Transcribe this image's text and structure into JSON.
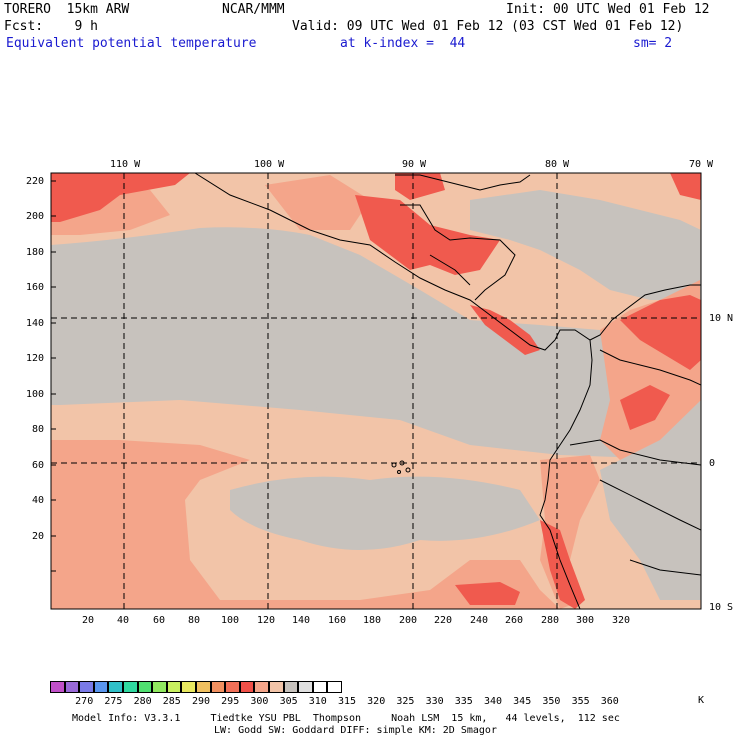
{
  "header": {
    "model": "TORERO  15km ARW",
    "center": "NCAR/MMM",
    "init": "Init: 00 UTC Wed 01 Feb 12",
    "fcst": "Fcst:    9 h",
    "valid": "Valid: 09 UTC Wed 01 Feb 12 (03 CST Wed 01 Feb 12)",
    "field": "Equivalent potential temperature",
    "level": "at k-index =  44",
    "smooth": "sm= 2"
  },
  "colors": {
    "land_border": "#000000",
    "grid": "#000000",
    "shade_345": "#c7c2bd",
    "shade_340": "#f2c4a8",
    "shade_335": "#f4a58a",
    "shade_330": "#f05a4e"
  },
  "top_lon_labels": [
    "110 W",
    "100 W",
    "90 W",
    "80 W",
    "70 W"
  ],
  "right_lat_labels": [
    "10 N",
    "0",
    "10 S"
  ],
  "y_axis_ticks": [
    "220",
    "200",
    "180",
    "160",
    "140",
    "120",
    "100",
    "80",
    "60",
    "40",
    "20"
  ],
  "x_axis_ticks": [
    "20",
    "40",
    "60",
    "80",
    "100",
    "120",
    "140",
    "160",
    "180",
    "200",
    "220",
    "240",
    "260",
    "280",
    "300",
    "320"
  ],
  "colorbar": {
    "labels": [
      "270",
      "275",
      "280",
      "285",
      "290",
      "295",
      "300",
      "305",
      "310",
      "315",
      "320",
      "325",
      "330",
      "335",
      "340",
      "345",
      "350",
      "355",
      "360"
    ],
    "unit": "K",
    "colors": [
      "#c050c8",
      "#9a6ad8",
      "#7a7ae6",
      "#5a96ee",
      "#30c0c8",
      "#30d8a0",
      "#50e070",
      "#90e860",
      "#c8f060",
      "#e8e860",
      "#f0c060",
      "#f09060",
      "#f07058",
      "#f05048",
      "#f4a58a",
      "#f2c4a8",
      "#c7c2bd",
      "#e0e0e0",
      "#ffffff",
      "#ffffff"
    ]
  },
  "footer": {
    "line1": "Model Info: V3.3.1     Tiedtke YSU PBL  Thompson     Noah LSM  15 km,   44 levels,  112 sec",
    "line2": "LW: Godd SW: Goddard DIFF: simple KM: 2D Smagor"
  }
}
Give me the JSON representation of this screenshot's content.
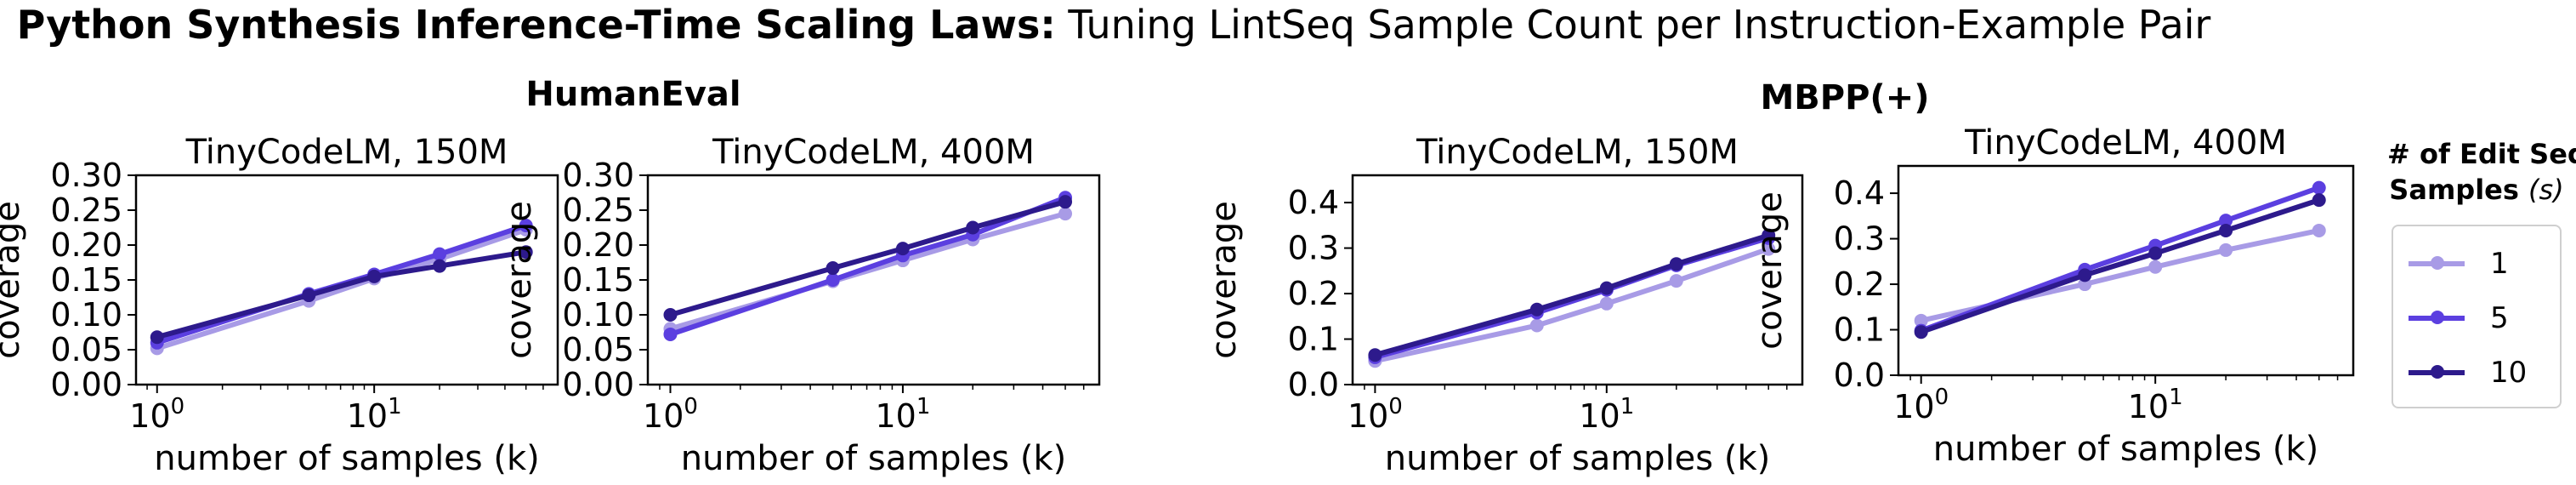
{
  "figure": {
    "title_bold": "Python Synthesis Inference-Time Scaling Laws:",
    "title_rest": " Tuning LintSeq Sample Count per Instruction-Example Pair"
  },
  "groups": [
    {
      "label": "HumanEval"
    },
    {
      "label": "MBPP(+)"
    }
  ],
  "legend": {
    "title_line1": "# of Edit Seq.",
    "title_line2": "Samples",
    "title_symbol": "(s)",
    "items": [
      {
        "label": "1",
        "color": "#a89be6"
      },
      {
        "label": "5",
        "color": "#5b3fe0"
      },
      {
        "label": "10",
        "color": "#2d1a8c"
      }
    ]
  },
  "chart_data": [
    {
      "type": "line",
      "group": "HumanEval",
      "title": "TinyCodeLM, 150M",
      "xlabel": "number of samples (k)",
      "ylabel": "coverage",
      "xscale": "log",
      "xlim": [
        0.8,
        70
      ],
      "ylim": [
        0,
        0.3
      ],
      "yticks": [
        0.0,
        0.05,
        0.1,
        0.15,
        0.2,
        0.25,
        0.3
      ],
      "ytick_labels": [
        "0.00",
        "0.05",
        "0.10",
        "0.15",
        "0.20",
        "0.25",
        "0.30"
      ],
      "xticks": [
        1,
        10
      ],
      "x": [
        1,
        5,
        10,
        20,
        50
      ],
      "series": [
        {
          "name": "1",
          "color": "#a89be6",
          "values": [
            0.052,
            0.12,
            0.152,
            0.18,
            0.222
          ]
        },
        {
          "name": "5",
          "color": "#5b3fe0",
          "values": [
            0.06,
            0.13,
            0.158,
            0.187,
            0.228
          ]
        },
        {
          "name": "10",
          "color": "#2d1a8c",
          "values": [
            0.068,
            0.128,
            0.155,
            0.17,
            0.19
          ]
        }
      ]
    },
    {
      "type": "line",
      "group": "HumanEval",
      "title": "TinyCodeLM, 400M",
      "xlabel": "number of samples (k)",
      "ylabel": "coverage",
      "xscale": "log",
      "xlim": [
        0.8,
        70
      ],
      "ylim": [
        0,
        0.3
      ],
      "yticks": [
        0.0,
        0.05,
        0.1,
        0.15,
        0.2,
        0.25,
        0.3
      ],
      "ytick_labels": [
        "0.00",
        "0.05",
        "0.10",
        "0.15",
        "0.20",
        "0.25",
        "0.30"
      ],
      "xticks": [
        1,
        10
      ],
      "x": [
        1,
        5,
        10,
        20,
        50
      ],
      "series": [
        {
          "name": "1",
          "color": "#a89be6",
          "values": [
            0.08,
            0.148,
            0.178,
            0.208,
            0.245
          ]
        },
        {
          "name": "5",
          "color": "#5b3fe0",
          "values": [
            0.072,
            0.15,
            0.185,
            0.215,
            0.268
          ]
        },
        {
          "name": "10",
          "color": "#2d1a8c",
          "values": [
            0.1,
            0.167,
            0.195,
            0.225,
            0.262
          ]
        }
      ]
    },
    {
      "type": "line",
      "group": "MBPP(+)",
      "title": "TinyCodeLM, 150M",
      "xlabel": "number of samples (k)",
      "ylabel": "coverage",
      "xscale": "log",
      "xlim": [
        0.8,
        70
      ],
      "ylim": [
        0,
        0.46
      ],
      "yticks": [
        0.0,
        0.1,
        0.2,
        0.3,
        0.4
      ],
      "ytick_labels": [
        "0.0",
        "0.1",
        "0.2",
        "0.3",
        "0.4"
      ],
      "xticks": [
        1,
        10
      ],
      "x": [
        1,
        5,
        10,
        20,
        50
      ],
      "series": [
        {
          "name": "1",
          "color": "#a89be6",
          "values": [
            0.052,
            0.13,
            0.178,
            0.228,
            0.298
          ]
        },
        {
          "name": "5",
          "color": "#5b3fe0",
          "values": [
            0.06,
            0.158,
            0.208,
            0.262,
            0.322
          ]
        },
        {
          "name": "10",
          "color": "#2d1a8c",
          "values": [
            0.065,
            0.165,
            0.212,
            0.265,
            0.328
          ]
        }
      ]
    },
    {
      "type": "line",
      "group": "MBPP(+)",
      "title": "TinyCodeLM, 400M",
      "xlabel": "number of samples (k)",
      "ylabel": "coverage",
      "xscale": "log",
      "xlim": [
        0.8,
        70
      ],
      "ylim": [
        0,
        0.46
      ],
      "yticks": [
        0.0,
        0.1,
        0.2,
        0.3,
        0.4
      ],
      "ytick_labels": [
        "0.0",
        "0.1",
        "0.2",
        "0.3",
        "0.4"
      ],
      "xticks": [
        1,
        10
      ],
      "x": [
        1,
        5,
        10,
        20,
        50
      ],
      "series": [
        {
          "name": "1",
          "color": "#a89be6",
          "values": [
            0.12,
            0.2,
            0.238,
            0.275,
            0.318
          ]
        },
        {
          "name": "5",
          "color": "#5b3fe0",
          "values": [
            0.098,
            0.232,
            0.285,
            0.34,
            0.412
          ]
        },
        {
          "name": "10",
          "color": "#2d1a8c",
          "values": [
            0.095,
            0.22,
            0.268,
            0.318,
            0.385
          ]
        }
      ]
    }
  ]
}
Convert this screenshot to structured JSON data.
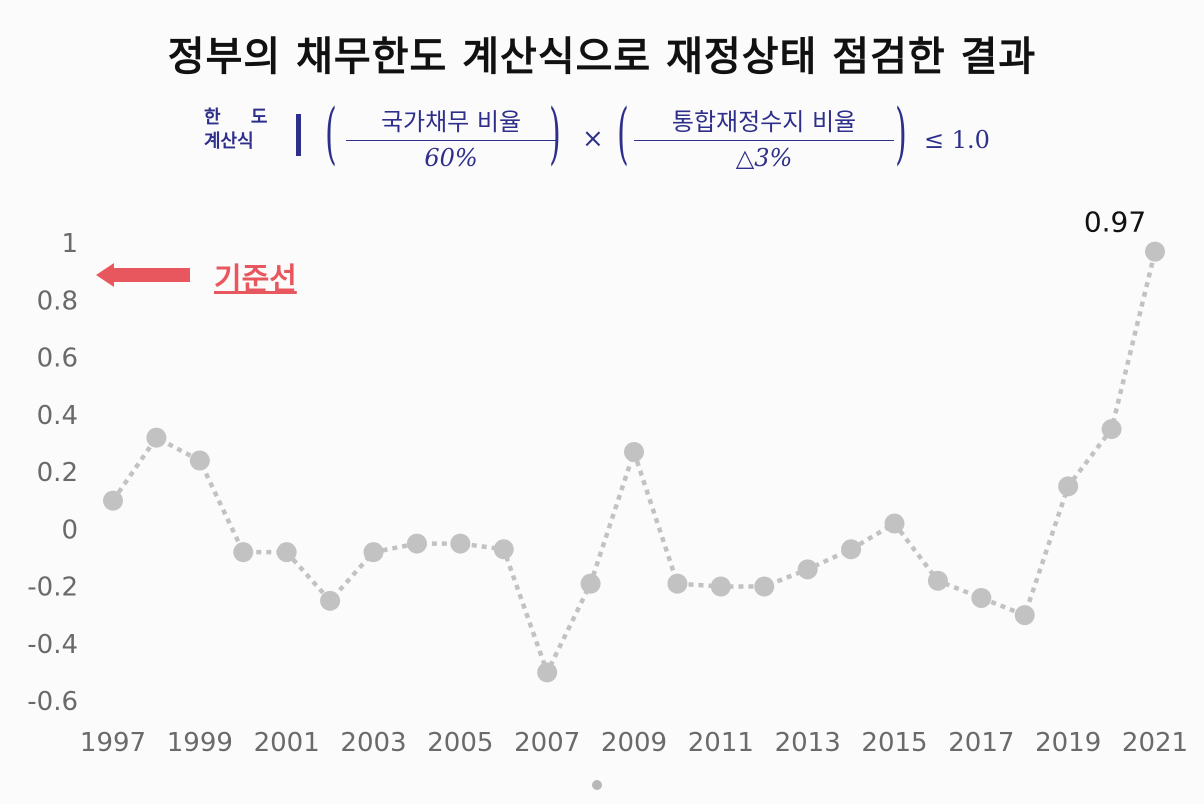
{
  "title": "정부의 채무한도 계산식으로 재정상태 점검한 결과",
  "formula": {
    "label_line1": "한 도",
    "label_line2": "계산식",
    "numerator1": "국가채무 비율",
    "denominator1": "60%",
    "operator": "×",
    "numerator2": "통합재정수지 비율",
    "denominator2": "△3%",
    "condition": "≤ 1.0",
    "color": "#2e2f8a"
  },
  "reference": {
    "label": "기준선",
    "color": "#e8575e"
  },
  "chart_data": {
    "type": "line",
    "title": "",
    "xlabel": "",
    "ylabel": "",
    "x": [
      1997,
      1998,
      1999,
      2000,
      2001,
      2002,
      2003,
      2004,
      2005,
      2006,
      2007,
      2008,
      2009,
      2010,
      2011,
      2012,
      2013,
      2014,
      2015,
      2016,
      2017,
      2018,
      2019,
      2020,
      2021
    ],
    "x_tick_labels": [
      "1997",
      "1999",
      "2001",
      "2003",
      "2005",
      "2007",
      "2009",
      "2011",
      "2013",
      "2015",
      "2017",
      "2019",
      "2021"
    ],
    "series": [
      {
        "values": [
          0.1,
          0.32,
          0.24,
          -0.08,
          -0.08,
          -0.25,
          -0.08,
          -0.05,
          -0.05,
          -0.07,
          -0.5,
          -0.19,
          0.27,
          -0.19,
          -0.2,
          -0.2,
          -0.14,
          -0.07,
          0.02,
          -0.18,
          -0.24,
          -0.3,
          0.15,
          0.35,
          0.97
        ],
        "color": "#c2c2c2",
        "line_style": "dotted",
        "marker": "circle"
      }
    ],
    "y_tick_labels": [
      "1",
      "0.8",
      "0.6",
      "0.4",
      "0.2",
      "0",
      "-0.2",
      "-0.4",
      "-0.6"
    ],
    "ylim": [
      -0.6,
      1
    ],
    "annotations": [
      {
        "x": 2021,
        "text": "0.97"
      }
    ],
    "grid": false,
    "legend": "none"
  }
}
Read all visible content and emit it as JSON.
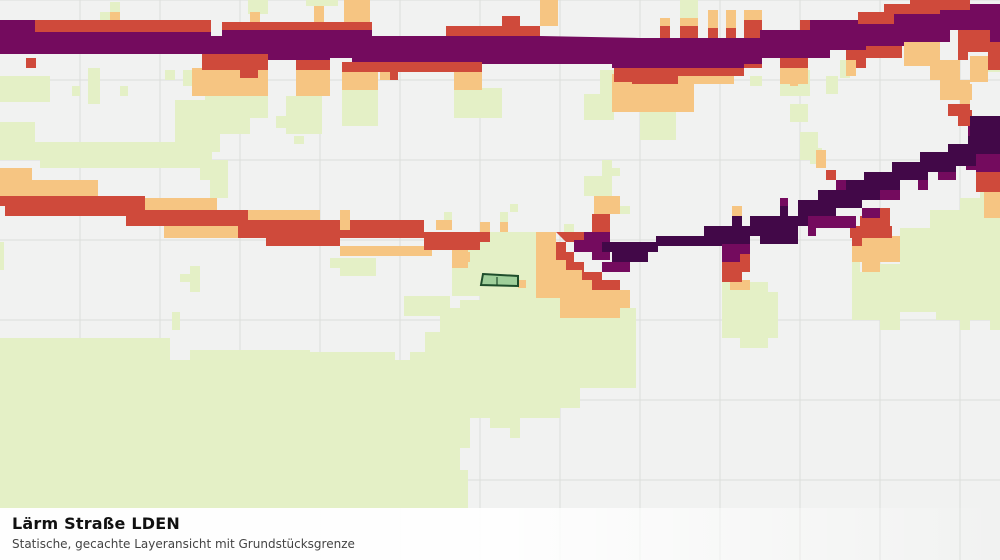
{
  "map": {
    "layer_title": "Lärm Straße LDEN",
    "layer_subtitle": "Statische, gecachte Layeransicht mit Grundstücksgrenze",
    "legend_colors": {
      "class_1": "#e4f0c6",
      "class_2": "#f6c582",
      "class_3": "#cf4a3b",
      "class_4": "#740b5e",
      "class_5": "#420848"
    },
    "background_color": "#f1f2f1",
    "grid_color": "#dcdedb",
    "parcel_fill": "#9fcf9a",
    "parcel_stroke": "#1e4d2b"
  }
}
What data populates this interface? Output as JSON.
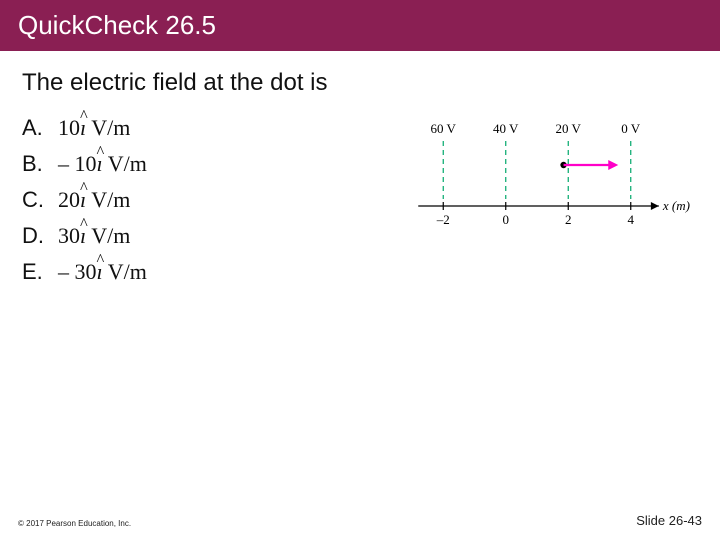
{
  "title": "QuickCheck 26.5",
  "question": "The electric field at the dot is",
  "options": [
    {
      "letter": "A.",
      "prefix": "",
      "value": "10",
      "unit": " V/m"
    },
    {
      "letter": "B.",
      "prefix": "– ",
      "value": "10",
      "unit": " V/m"
    },
    {
      "letter": "C.",
      "prefix": "",
      "value": "20",
      "unit": " V/m"
    },
    {
      "letter": "D.",
      "prefix": "",
      "value": "30",
      "unit": " V/m"
    },
    {
      "letter": "E.",
      "prefix": "– ",
      "value": "30",
      "unit": " V/m"
    }
  ],
  "diagram": {
    "potentials": [
      "60 V",
      "40 V",
      "20 V",
      "0 V"
    ],
    "potential_x": [
      -2,
      0,
      2,
      4
    ],
    "axis_label": "x (m)",
    "xticks": [
      "–2",
      "0",
      "2",
      "4"
    ],
    "xtick_positions": [
      -2,
      0,
      2,
      4
    ],
    "dot_x": 1.85,
    "arrow_to_x": 3.6,
    "xlim": [
      -3,
      5
    ],
    "colors": {
      "dashed": "#00a86b",
      "axis": "#000000",
      "dot": "#000000",
      "arrow": "#ff00c8",
      "text": "#000000"
    },
    "font_size_labels": 13,
    "line_width_axis": 1.2,
    "line_width_dashed": 1.2,
    "dash_pattern": "5,4",
    "dot_radius": 3.2,
    "arrow_width": 2.2
  },
  "footer": {
    "copyright": "© 2017 Pearson Education, Inc.",
    "slide_number": "Slide 26-43"
  }
}
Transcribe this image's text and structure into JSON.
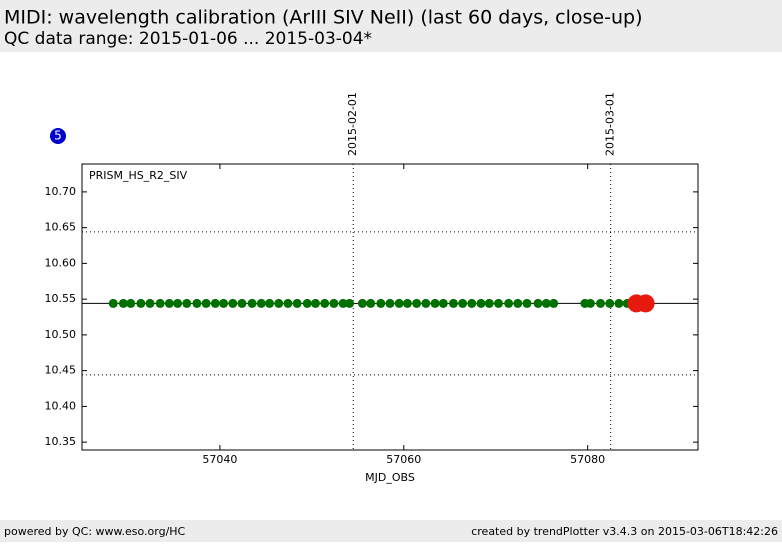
{
  "header": {
    "title": "MIDI: wavelength calibration (ArIII SIV NeII) (last 60 days, close-up)",
    "subtitle": "QC data range: 2015-01-06 ... 2015-03-04*"
  },
  "chart_data": {
    "type": "scatter",
    "badge": "5",
    "annotation": "PRISM_HS_R2_SIV",
    "xlabel": "MJD_OBS",
    "xlim": [
      57025,
      57092
    ],
    "ylim": [
      10.339,
      10.739
    ],
    "xticks": [
      57040,
      57060,
      57080
    ],
    "yticks": [
      10.35,
      {
        "value": 10.4,
        "label": "10.40"
      },
      10.45,
      {
        "value": 10.5,
        "label": "10.50"
      },
      10.55,
      {
        "value": 10.6,
        "label": "10.60"
      },
      10.65,
      {
        "value": 10.7,
        "label": "10.70"
      }
    ],
    "ref_lines": [
      10.544
    ],
    "limit_lines": [
      10.644,
      10.444
    ],
    "date_lines": [
      {
        "value": 57054.5,
        "label": "2015-02-01"
      },
      {
        "value": 57082.5,
        "label": "2015-03-01"
      }
    ],
    "series": [
      {
        "color": "#007000",
        "size": 4.5,
        "x": [
          57028.4,
          57029.5,
          57030.3,
          57031.4,
          57032.4,
          57033.5,
          57034.5,
          57035.4,
          57036.4,
          57037.5,
          57038.5,
          57039.5,
          57040.4,
          57041.4,
          57042.4,
          57043.5,
          57044.5,
          57045.4,
          57046.4,
          57047.4,
          57048.4,
          57049.5,
          57050.4,
          57051.4,
          57052.4,
          57053.4,
          57054.1,
          57055.5,
          57056.4,
          57057.5,
          57058.5,
          57059.5,
          57060.4,
          57061.4,
          57062.4,
          57063.4,
          57064.3,
          57065.4,
          57066.4,
          57067.4,
          57068.4,
          57069.3,
          57070.3,
          57071.4,
          57072.4,
          57073.4,
          57074.6,
          57075.5,
          57076.3,
          57079.7,
          57080.3,
          57081.4,
          57082.4,
          57083.4,
          57084.3
        ],
        "values": [
          10.544,
          10.544,
          10.544,
          10.544,
          10.544,
          10.544,
          10.544,
          10.544,
          10.544,
          10.544,
          10.544,
          10.544,
          10.544,
          10.544,
          10.544,
          10.544,
          10.544,
          10.544,
          10.544,
          10.544,
          10.544,
          10.544,
          10.544,
          10.544,
          10.544,
          10.544,
          10.544,
          10.544,
          10.544,
          10.544,
          10.544,
          10.544,
          10.544,
          10.544,
          10.544,
          10.544,
          10.544,
          10.544,
          10.544,
          10.544,
          10.544,
          10.544,
          10.544,
          10.544,
          10.544,
          10.544,
          10.544,
          10.544,
          10.544,
          10.544,
          10.544,
          10.544,
          10.544,
          10.544,
          10.544
        ]
      },
      {
        "color": "#e8190f",
        "size": 9,
        "x": [
          57085.3,
          57086.3
        ],
        "values": [
          10.544,
          10.544
        ]
      }
    ]
  },
  "footer": {
    "left": "powered by QC: www.eso.org/HC",
    "right": "created by trendPlotter v3.4.3 on 2015-03-06T18:42:26"
  }
}
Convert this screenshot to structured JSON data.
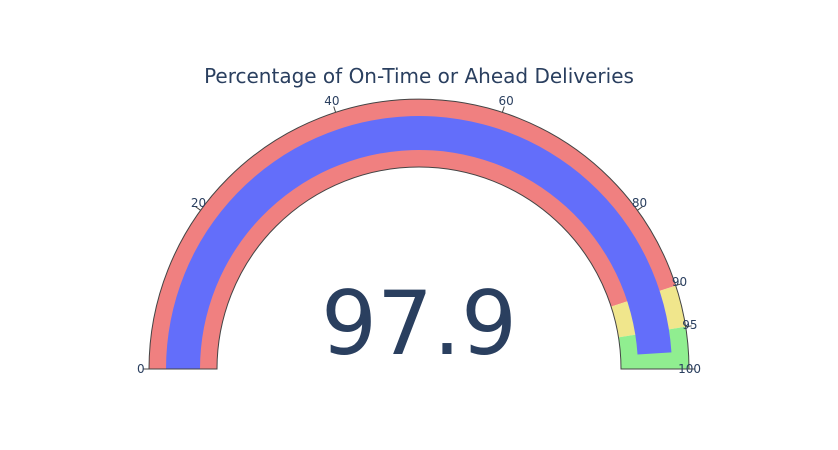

__________________________________________________

Find how many lines hold the string "letter", and state that number alone.

5